[Images of pages and their text]

------------------------------

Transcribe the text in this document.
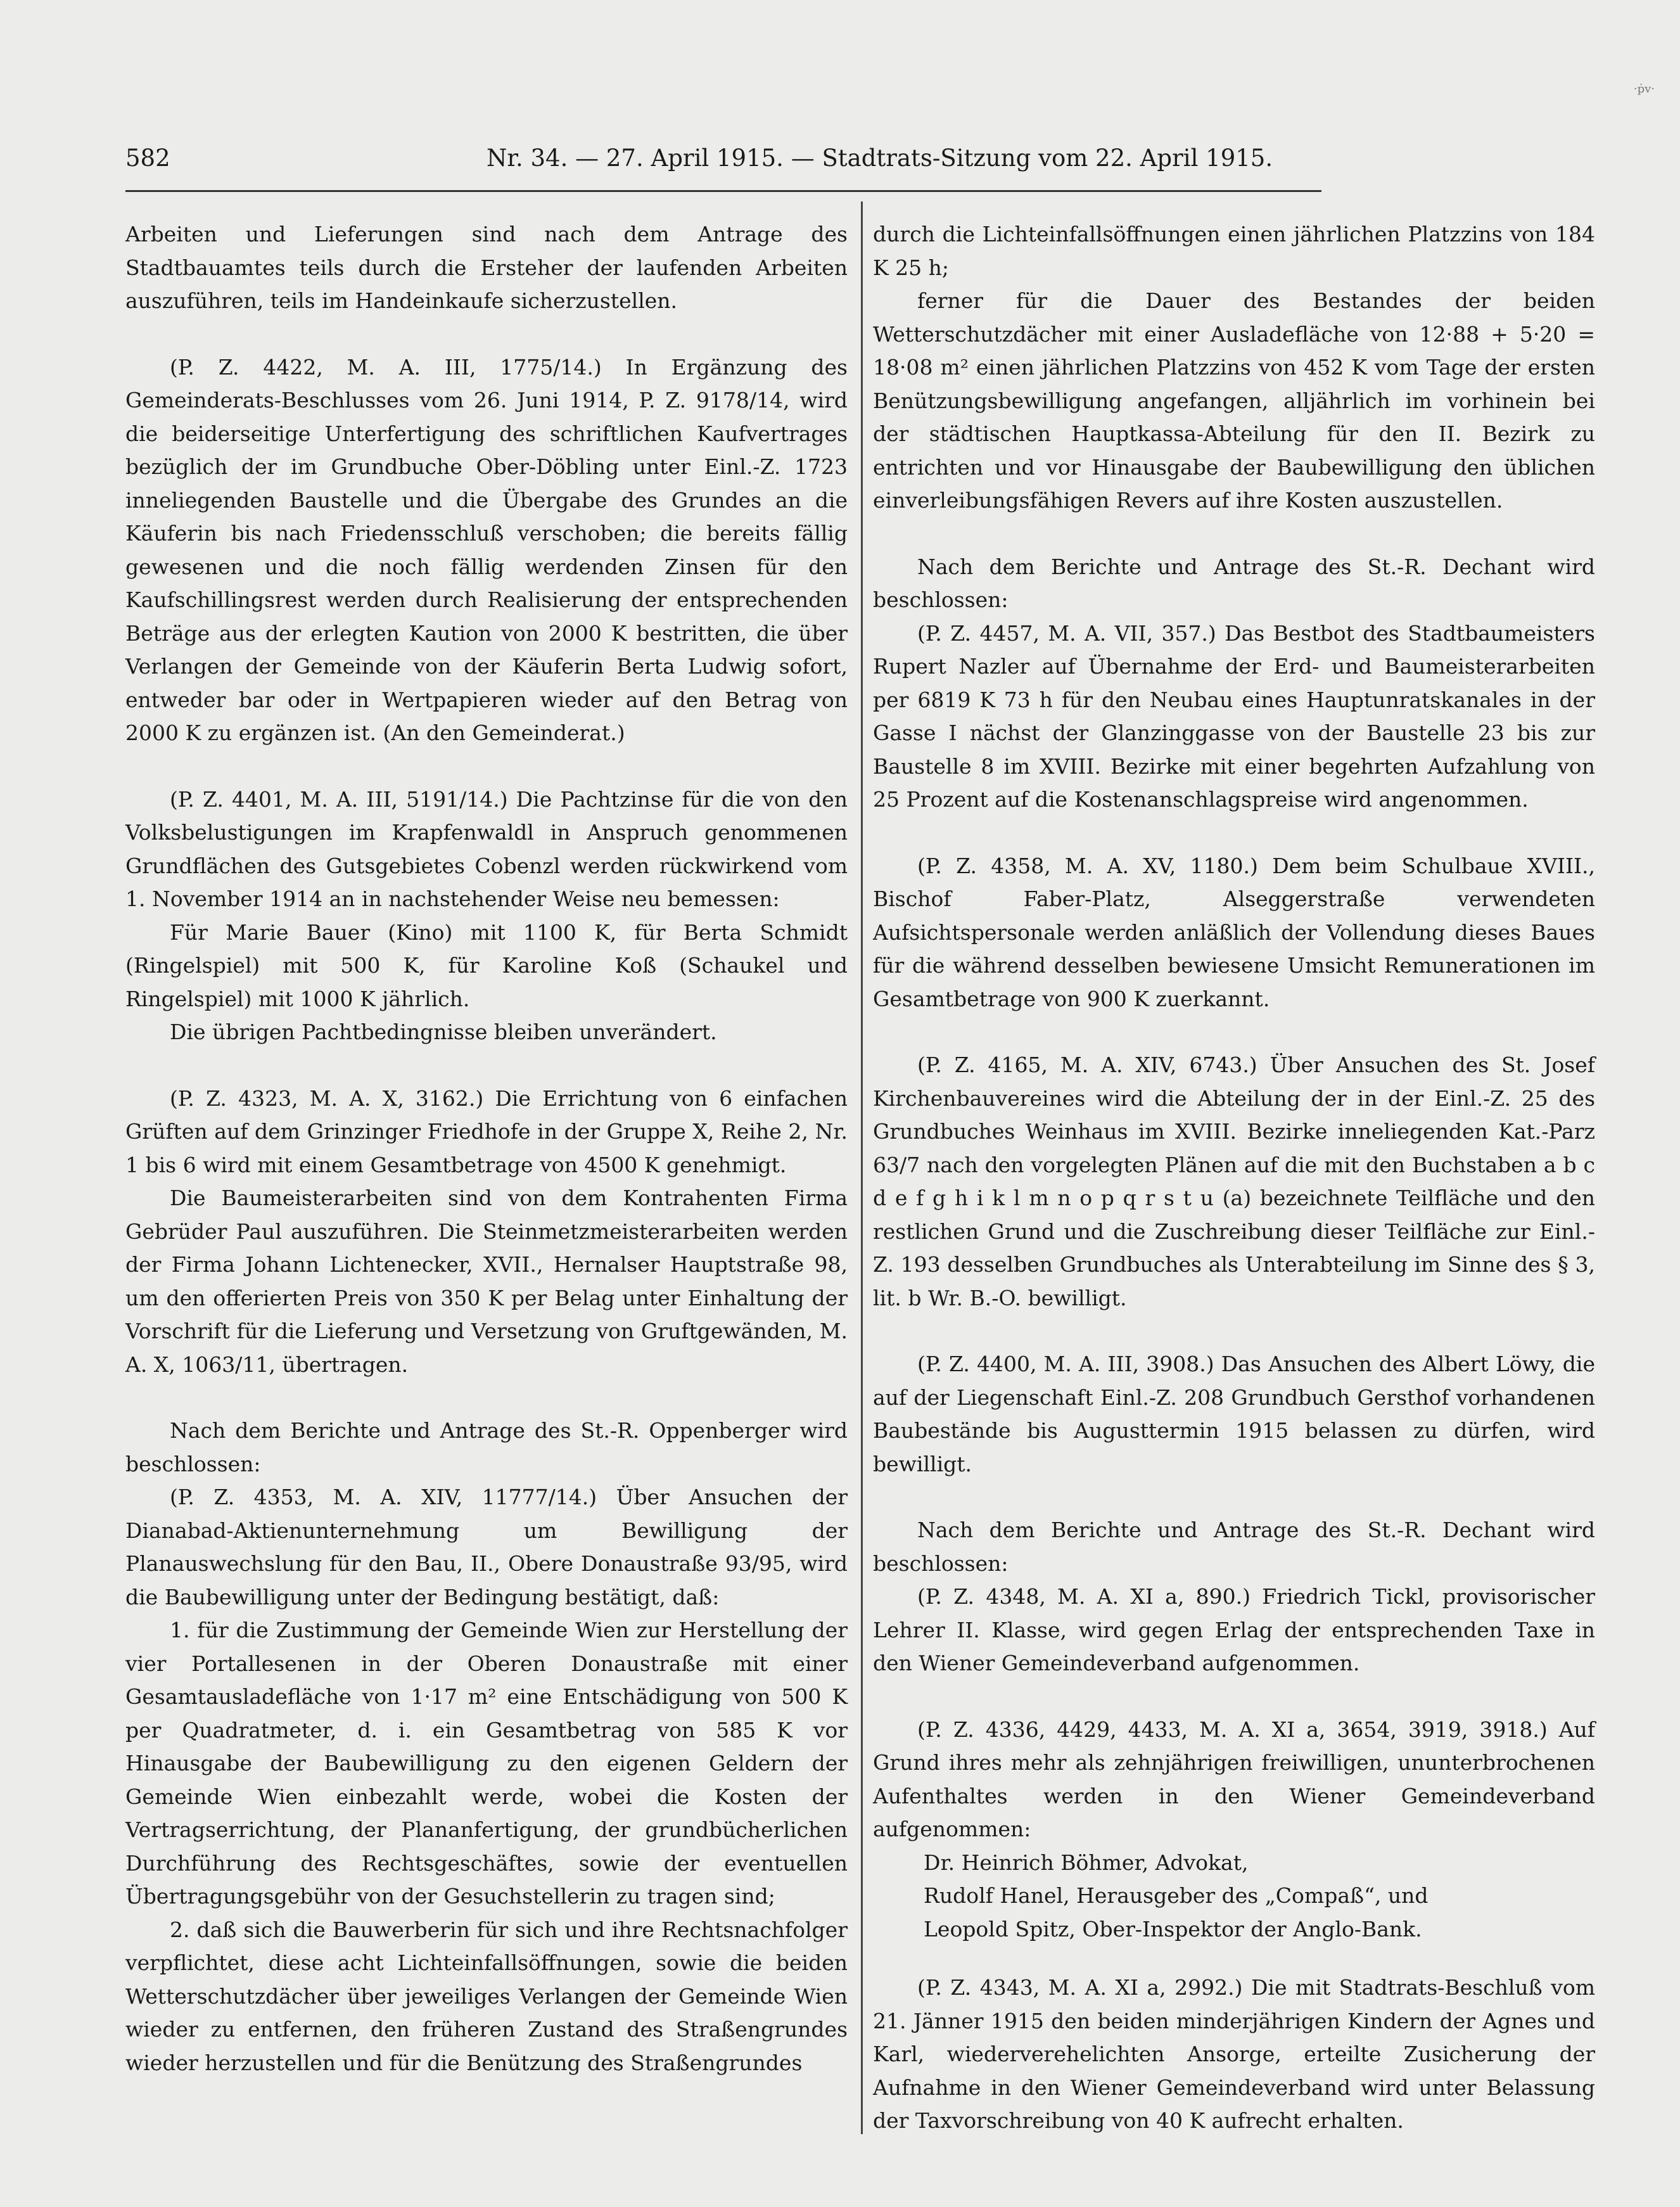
·ṗv·
582	Nr. 34. — 27. April 1915. — Stadtrats-Sitzung vom 22. April 1915.

Arbeiten und Lieferungen sind nach dem Antrage des Stadtbauamtes teils durch die Ersteher der laufenden Arbeiten auszuführen, teils im Handeinkaufe sicherzustellen.

(P. Z. 4422, M. A. III, 1775/14.) In Ergänzung des Gemeinderats-Beschlusses vom 26. Juni 1914, P. Z. 9178/14, wird die beiderseitige Unterfertigung des schriftlichen Kaufvertrages bezüglich der im Grundbuche Ober-Döbling unter Einl.-Z. 1723 inneliegenden Baustelle und die Übergabe des Grundes an die Käuferin bis nach Friedensschluß verschoben; die bereits fällig gewesenen und die noch fällig werdenden Zinsen für den Kaufschillingsrest werden durch Realisierung der entsprechenden Beträge aus der erlegten Kaution von 2000 K bestritten, die über Verlangen der Gemeinde von der Käuferin Berta Ludwig sofort, entweder bar oder in Wertpapieren wieder auf den Betrag von 2000 K zu ergänzen ist. (An den Gemeinderat.)

(P. Z. 4401, M. A. III, 5191/14.) Die Pachtzinse für die von den Volksbelustigungen im Krapfenwaldl in Anspruch genommenen Grundflächen des Gutsgebietes Cobenzl werden rückwirkend vom 1. November 1914 an in nachstehender Weise neu bemessen:

Für Marie Bauer (Kino) mit 1100 K, für Berta Schmidt (Ringelspiel) mit 500 K, für Karoline Koß (Schaukel und Ringelspiel) mit 1000 K jährlich.

Die übrigen Pachtbedingnisse bleiben unverändert.

(P. Z. 4323, M. A. X, 3162.) Die Errichtung von 6 einfachen Grüften auf dem Grinzinger Friedhofe in der Gruppe X, Reihe 2, Nr. 1 bis 6 wird mit einem Gesamtbetrage von 4500 K genehmigt.

Die Baumeisterarbeiten sind von dem Kontrahenten Firma Gebrüder Paul auszuführen. Die Steinmetzmeisterarbeiten werden der Firma Johann Lichtenecker, XVII., Hernalser Hauptstraße 98, um den offerierten Preis von 350 K per Belag unter Einhaltung der Vorschrift für die Lieferung und Versetzung von Gruftgewänden, M. A. X, 1063/11, übertragen.

Nach dem Berichte und Antrage des St.-R. Oppenberger wird beschlossen:

(P. Z. 4353, M. A. XIV, 11777/14.) Über Ansuchen der Dianabad-Aktienunternehmung um Bewilligung der Planauswechslung für den Bau, II., Obere Donaustraße 93/95, wird die Baubewilligung unter der Bedingung bestätigt, daß:

1. für die Zustimmung der Gemeinde Wien zur Herstellung der vier Portallesenen in der Oberen Donaustraße mit einer Gesamtausladefläche von 1·17 m² eine Entschädigung von 500 K per Quadratmeter, d. i. ein Gesamtbetrag von 585 K vor Hinausgabe der Baubewilligung zu den eigenen Geldern der Gemeinde Wien einbezahlt werde, wobei die Kosten der Vertragserrichtung, der Plananfertigung, der grundbücherlichen Durchführung des Rechtsgeschäftes, sowie der eventuellen Übertragungsgebühr von der Gesuchstellerin zu tragen sind;

2. daß sich die Bauwerberin für sich und ihre Rechtsnachfolger verpflichtet, diese acht Lichteinfallsöffnungen, sowie die beiden Wetterschutzdächer über jeweiliges Verlangen der Gemeinde Wien wieder zu entfernen, den früheren Zustand des Straßengrundes wieder herzustellen und für die Benützung des Straßengrundes

durch die Lichteinfallsöffnungen einen jährlichen Platzzins von 184 K 25 h;

ferner für die Dauer des Bestandes der beiden Wetterschutzdächer mit einer Ausladefläche von 12·88 + 5·20 = 18·08 m² einen jährlichen Platzzins von 452 K vom Tage der ersten Benützungsbewilligung angefangen, alljährlich im vorhinein bei der städtischen Hauptkassa-Abteilung für den II. Bezirk zu entrichten und vor Hinausgabe der Baubewilligung den üblichen einverleibungsfähigen Revers auf ihre Kosten auszustellen.

Nach dem Berichte und Antrage des St.-R. Dechant wird beschlossen:

(P. Z. 4457, M. A. VII, 357.) Das Bestbot des Stadtbaumeisters Rupert Nazler auf Übernahme der Erd- und Baumeisterarbeiten per 6819 K 73 h für den Neubau eines Hauptunratskanales in der Gasse I nächst der Glanzinggasse von der Baustelle 23 bis zur Baustelle 8 im XVIII. Bezirke mit einer begehrten Aufzahlung von 25 Prozent auf die Kostenanschlagspreise wird angenommen.

(P. Z. 4358, M. A. XV, 1180.) Dem beim Schulbaue XVIII., Bischof Faber-Platz, Alseggerstraße verwendeten Aufsichtspersonale werden anläßlich der Vollendung dieses Baues für die während desselben bewiesene Umsicht Remunerationen im Gesamtbetrage von 900 K zuerkannt.

(P. Z. 4165, M. A. XIV, 6743.) Über Ansuchen des St. Josef Kirchenbauvereines wird die Abteilung der in der Einl.-Z. 25 des Grundbuches Weinhaus im XVIII. Bezirke inneliegenden Kat.-Parz 63/7 nach den vorgelegten Plänen auf die mit den Buchstaben a b c d e f g h i k l m n o p q r s t u (a) bezeichnete Teilfläche und den restlichen Grund und die Zuschreibung dieser Teilfläche zur Einl.-Z. 193 desselben Grundbuches als Unterabteilung im Sinne des § 3, lit. b Wr. B.-O. bewilligt.

(P. Z. 4400, M. A. III, 3908.) Das Ansuchen des Albert Löwy, die auf der Liegenschaft Einl.-Z. 208 Grundbuch Gersthof vorhandenen Baubestände bis Augusttermin 1915 belassen zu dürfen, wird bewilligt.

Nach dem Berichte und Antrage des St.-R. Dechant wird beschlossen:

(P. Z. 4348, M. A. XI a, 890.) Friedrich Tickl, provisorischer Lehrer II. Klasse, wird gegen Erlag der entsprechenden Taxe in den Wiener Gemeindeverband aufgenommen.

(P. Z. 4336, 4429, 4433, M. A. XI a, 3654, 3919, 3918.) Auf Grund ihres mehr als zehnjährigen freiwilligen, ununterbrochenen Aufenthaltes werden in den Wiener Gemeindeverband aufgenommen:

Dr. Heinrich Böhmer, Advokat,

Rudolf Hanel, Herausgeber des „Compaß“, und

Leopold Spitz, Ober-Inspektor der Anglo-Bank.

(P. Z. 4343, M. A. XI a, 2992.) Die mit Stadtrats-Beschluß vom 21. Jänner 1915 den beiden minderjährigen Kindern der Agnes und Karl, wiederverehelichten Ansorge, erteilte Zusicherung der Aufnahme in den Wiener Gemeindeverband wird unter Belassung der Taxvorschreibung von 40 K aufrecht erhalten.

------------------------------

> [YOUR ASSIGNMENT]: Every line in the data that holds "Einl" should be copied out.

> [ANSWER TO THIS TASK]:
(P. Z. 4422, M. A. III, 1775/14.) In Ergänzung des Gemeinderats-Beschlusses vom 26. Juni 1914, P. Z. 9178/14, wird die beiderseitige Unterfertigung des schriftlichen Kaufvertrages bezüglich der im Grundbuche Ober-Döbling unter Einl.-Z. 1723 inneliegenden Baustelle und die Übergabe des Grundes an die Käuferin bis nach Friedensschluß verschoben; die bereits fällig gewesenen und die noch fällig werdenden Zinsen für den Kaufschillingsrest werden durch Realisierung der entsprechenden Beträge aus der erlegten Kaution von 2000 K bestritten, die über Verlangen der Gemeinde von der Käuferin Berta Ludwig sofort, entweder bar oder in Wertpapieren wieder auf den Betrag von 2000 K zu ergänzen ist. (An den Gemeinderat.)
(P. Z. 4165, M. A. XIV, 6743.) Über Ansuchen des St. Josef Kirchenbauvereines wird die Abteilung der in der Einl.-Z. 25 des Grundbuches Weinhaus im XVIII. Bezirke inneliegenden Kat.-Parz 63/7 nach den vorgelegten Plänen auf die mit den Buchstaben a b c d e f g h i k l m n o p q r s t u (a) bezeichnete Teilfläche und den restlichen Grund und die Zuschreibung dieser Teilfläche zur Einl.-Z. 193 desselben Grundbuches als Unterabteilung im Sinne des § 3, lit. b Wr. B.-O. bewilligt.
(P. Z. 4400, M. A. III, 3908.) Das Ansuchen des Albert Löwy, die auf der Liegenschaft Einl.-Z. 208 Grundbuch Gersthof vorhandenen Baubestände bis Augusttermin 1915 belassen zu dürfen, wird bewilligt.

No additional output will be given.